▼▼▼
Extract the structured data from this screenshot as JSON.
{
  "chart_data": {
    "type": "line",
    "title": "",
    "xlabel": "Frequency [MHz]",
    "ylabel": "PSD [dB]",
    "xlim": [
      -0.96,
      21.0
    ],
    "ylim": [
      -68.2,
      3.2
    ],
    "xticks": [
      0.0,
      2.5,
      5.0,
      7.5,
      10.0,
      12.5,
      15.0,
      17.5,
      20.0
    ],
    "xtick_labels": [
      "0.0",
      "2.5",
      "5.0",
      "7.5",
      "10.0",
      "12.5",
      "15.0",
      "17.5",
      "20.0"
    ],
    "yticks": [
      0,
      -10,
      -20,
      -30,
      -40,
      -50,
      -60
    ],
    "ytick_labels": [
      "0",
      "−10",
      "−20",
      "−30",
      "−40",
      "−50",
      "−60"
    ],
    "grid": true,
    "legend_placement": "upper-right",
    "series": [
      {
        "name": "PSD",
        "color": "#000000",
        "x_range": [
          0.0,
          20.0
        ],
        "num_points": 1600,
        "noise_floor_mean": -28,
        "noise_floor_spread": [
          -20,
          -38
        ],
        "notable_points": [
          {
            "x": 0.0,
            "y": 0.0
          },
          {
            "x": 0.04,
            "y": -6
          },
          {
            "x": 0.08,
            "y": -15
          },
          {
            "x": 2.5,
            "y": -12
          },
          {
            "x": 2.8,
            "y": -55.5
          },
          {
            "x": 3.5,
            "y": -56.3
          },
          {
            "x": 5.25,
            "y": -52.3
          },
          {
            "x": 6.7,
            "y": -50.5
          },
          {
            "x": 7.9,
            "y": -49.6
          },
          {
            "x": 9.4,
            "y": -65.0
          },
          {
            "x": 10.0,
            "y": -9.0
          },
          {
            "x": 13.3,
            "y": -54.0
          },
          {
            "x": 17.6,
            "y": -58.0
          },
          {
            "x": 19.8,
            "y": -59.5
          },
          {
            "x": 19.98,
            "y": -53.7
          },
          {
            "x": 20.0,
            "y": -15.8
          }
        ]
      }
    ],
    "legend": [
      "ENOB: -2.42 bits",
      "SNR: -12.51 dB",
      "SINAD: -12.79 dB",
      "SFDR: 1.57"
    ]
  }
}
▲▲▲
**Description of the task:** Please quote the records above exactly, without skipping a line.

**Result of this exercise:**
Extract the structured data from this screenshot as JSON.
{
  "chart_data": {
    "type": "line",
    "title": "",
    "xlabel": "Frequency [MHz]",
    "ylabel": "PSD [dB]",
    "xlim": [
      -0.96,
      21.0
    ],
    "ylim": [
      -68.2,
      3.2
    ],
    "xticks": [
      0.0,
      2.5,
      5.0,
      7.5,
      10.0,
      12.5,
      15.0,
      17.5,
      20.0
    ],
    "xtick_labels": [
      "0.0",
      "2.5",
      "5.0",
      "7.5",
      "10.0",
      "12.5",
      "15.0",
      "17.5",
      "20.0"
    ],
    "yticks": [
      0,
      -10,
      -20,
      -30,
      -40,
      -50,
      -60
    ],
    "ytick_labels": [
      "0",
      "−10",
      "−20",
      "−30",
      "−40",
      "−50",
      "−60"
    ],
    "grid": true,
    "legend_placement": "upper-right",
    "series": [
      {
        "name": "PSD",
        "color": "#000000",
        "x_range": [
          0.0,
          20.0
        ],
        "num_points": 1600,
        "noise_floor_mean": -28,
        "noise_floor_spread": [
          -20,
          -38
        ],
        "notable_points": [
          {
            "x": 0.0,
            "y": 0.0
          },
          {
            "x": 0.04,
            "y": -6
          },
          {
            "x": 0.08,
            "y": -15
          },
          {
            "x": 2.5,
            "y": -12
          },
          {
            "x": 2.8,
            "y": -55.5
          },
          {
            "x": 3.5,
            "y": -56.3
          },
          {
            "x": 5.25,
            "y": -52.3
          },
          {
            "x": 6.7,
            "y": -50.5
          },
          {
            "x": 7.9,
            "y": -49.6
          },
          {
            "x": 9.4,
            "y": -65.0
          },
          {
            "x": 10.0,
            "y": -9.0
          },
          {
            "x": 13.3,
            "y": -54.0
          },
          {
            "x": 17.6,
            "y": -58.0
          },
          {
            "x": 19.8,
            "y": -59.5
          },
          {
            "x": 19.98,
            "y": -53.7
          },
          {
            "x": 20.0,
            "y": -15.8
          }
        ]
      }
    ],
    "legend": [
      "ENOB: -2.42 bits",
      "SNR: -12.51 dB",
      "SINAD: -12.79 dB",
      "SFDR: 1.57"
    ]
  }
}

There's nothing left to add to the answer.